→ **WHAT TO WORK ON**:
**a.** In the text about the Court of Appeal for Northern Norrland, who designed the court's building?
**b.** Repeat the Northern Norrland court text word for word, from "The building for" up to and including "and concert hall.".

→ **TEXT PASSAGE**:
--- BEGIN ---

The Court of Appeal for Northern Norrland () is a court of appeal with a court district covering the entire area of Västerbotten County and Norrbotten County. The court has its seat in Umeå, in one of the few masonry buildings still standing after the great Umeå city fire in 1888, which destroyed most of the city.

The building for teachers 
The large white building, built in 1886–1887 and one of the oldest in the city, was designed in a neo-Renaissance style by the architect Johan Nordquist. Because it was not made of wood it was one of the few buildings to survive the Umeå city fire of 1888. The first few years the house was used as a school for educating Volksschule teachers. The building housed the principal's residence, classrooms, an auditorium and the gym. The building was surrounded by a small park.

In the 1920s the building was no longer used as a school and during some subsequent years it served as Civic Center with both a library and a museum. The large auditorium was used as a theater and concert hall.

--- END ---

→ **DATA SECTION**:
--- BEGIN ---

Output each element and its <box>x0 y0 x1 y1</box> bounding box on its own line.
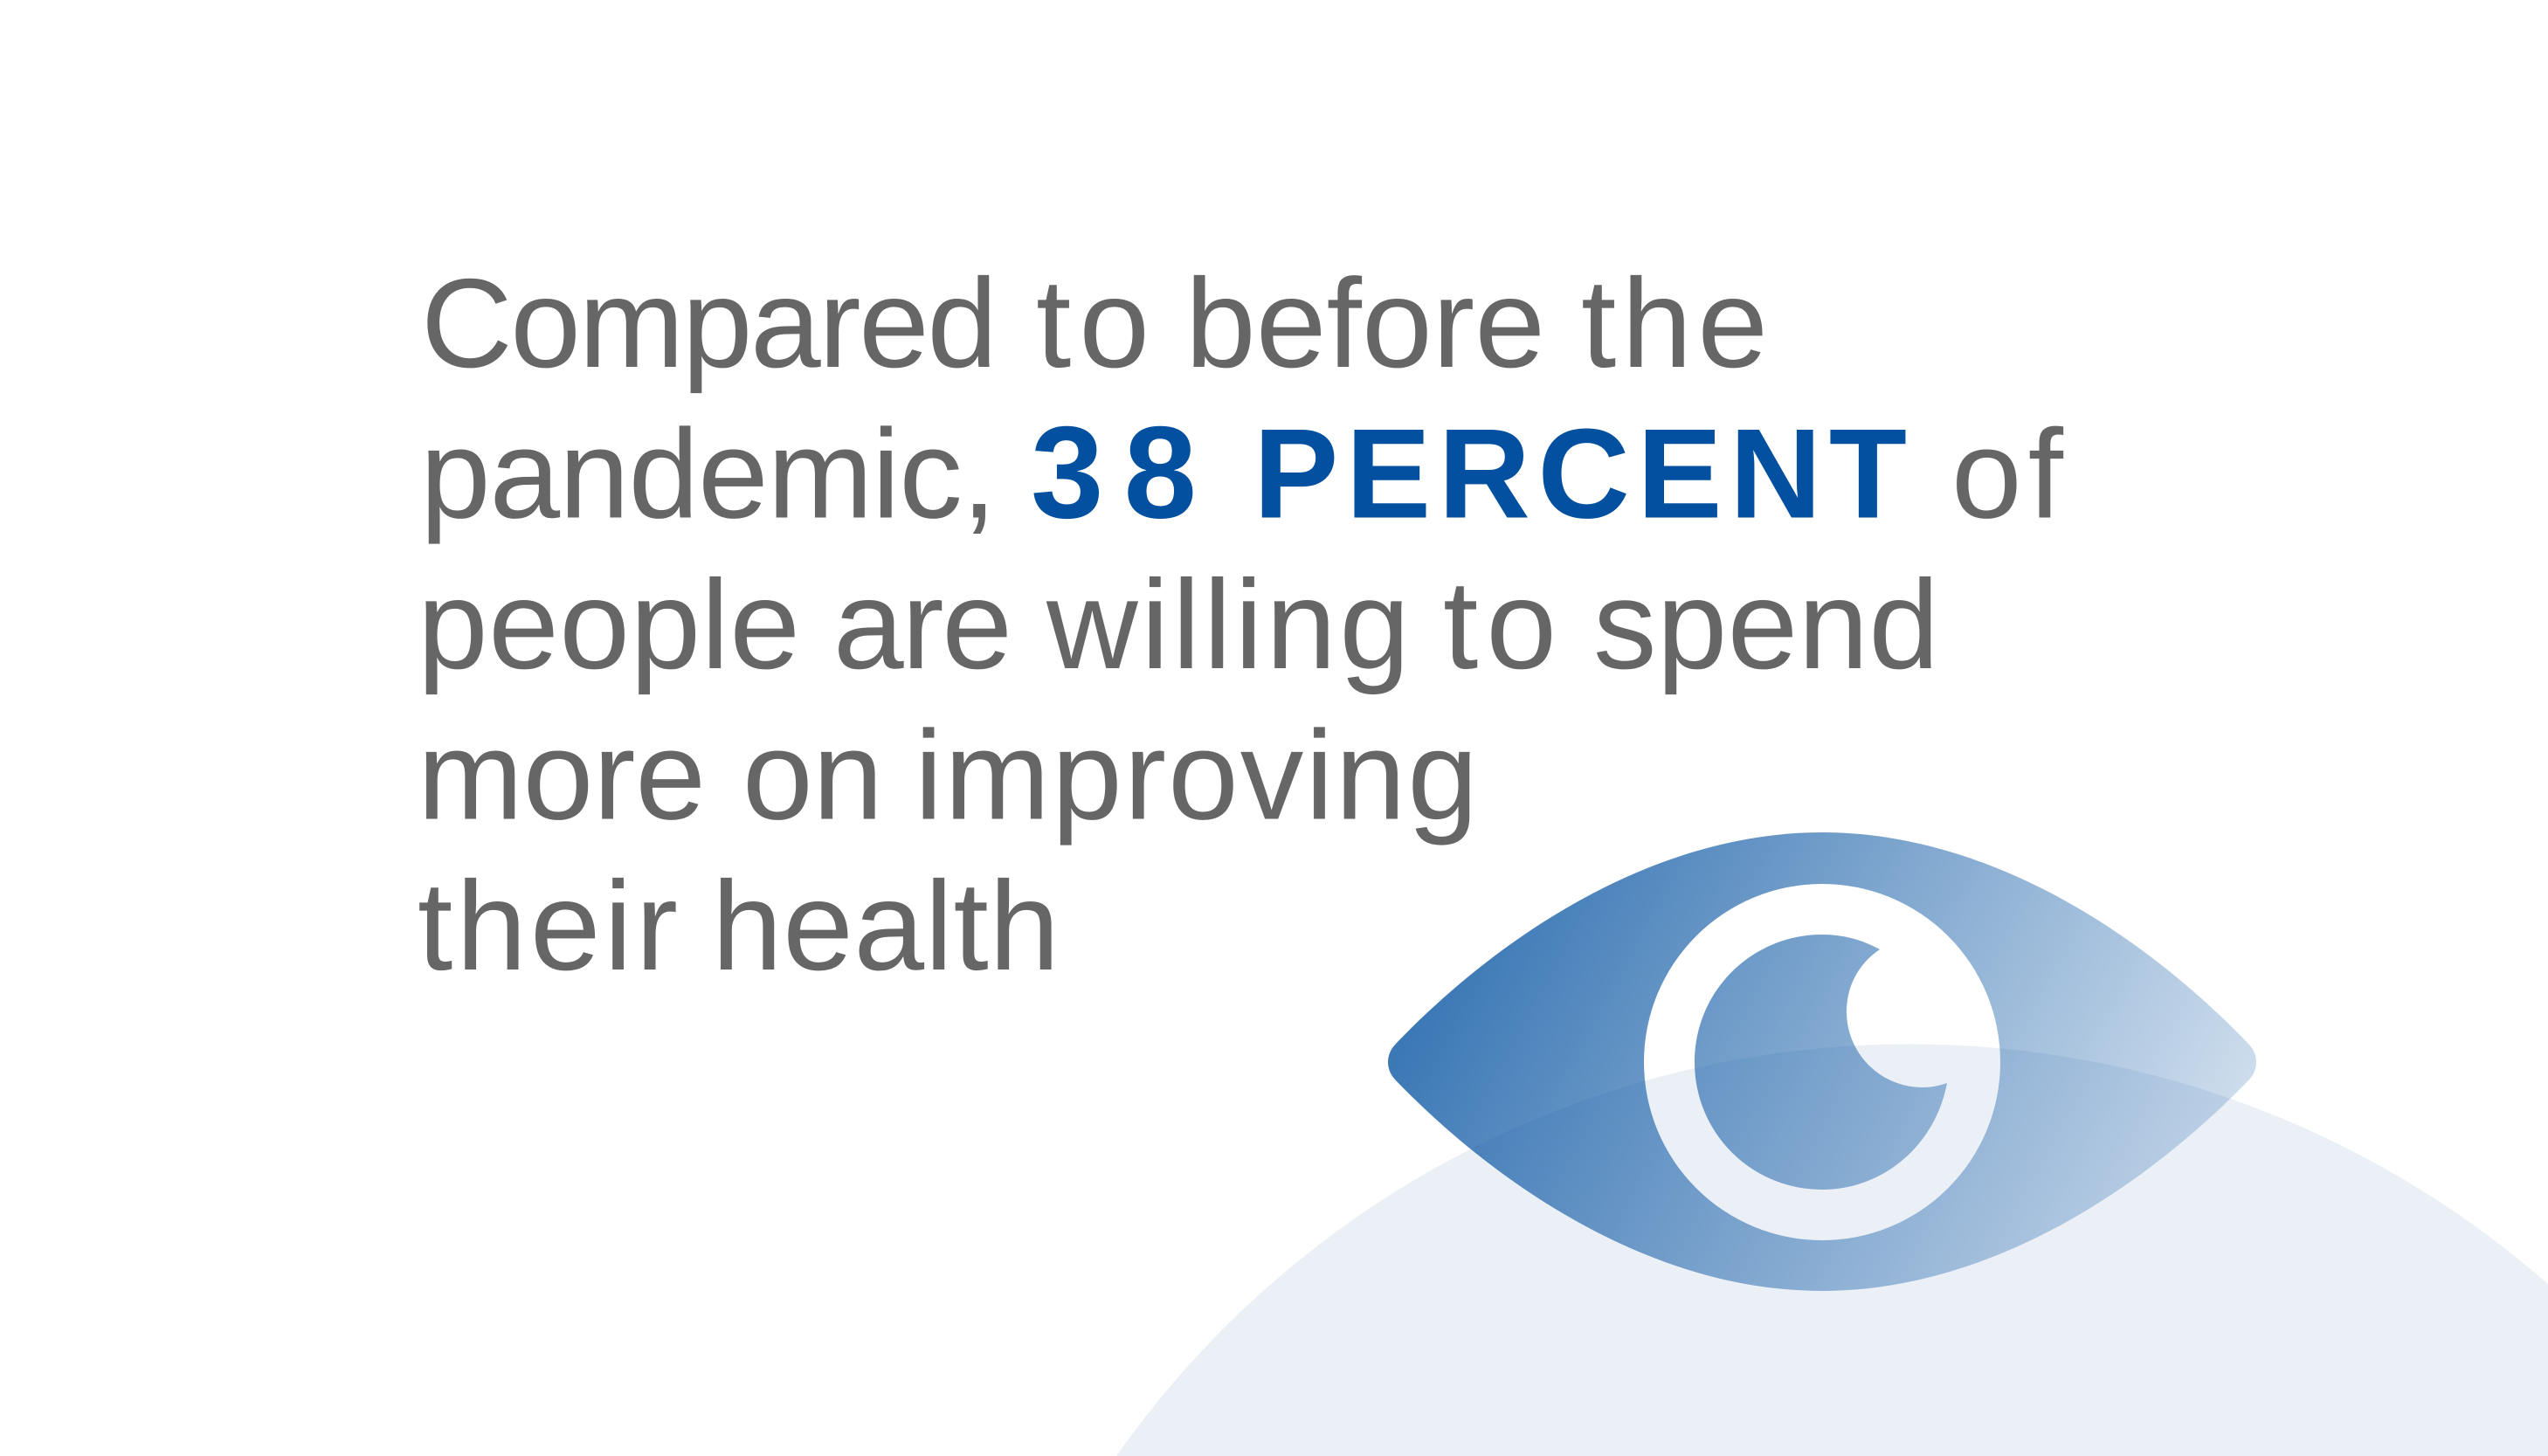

--- END ---

→ **RESULTS IN ORDER**:
**a.** The architect Johan Nordquist designed it.

**b.**
The building for teachers 
The large white building, built in 1886–1887 and one of the oldest in the city, was designed in a neo-Renaissance style by the architect Johan Nordquist. Because it was not made of wood it was one of the few buildings to survive the Umeå city fire of 1888. The first few years the house was used as a school for educating Volksschule teachers. The building housed the principal's residence, classrooms, an auditorium and the gym. The building was surrounded by a small park.

In the 1920s the building was no longer used as a school and during some subsequent years it served as Civic Center with both a library and a museum. The large auditorium was used as a theater and concert hall.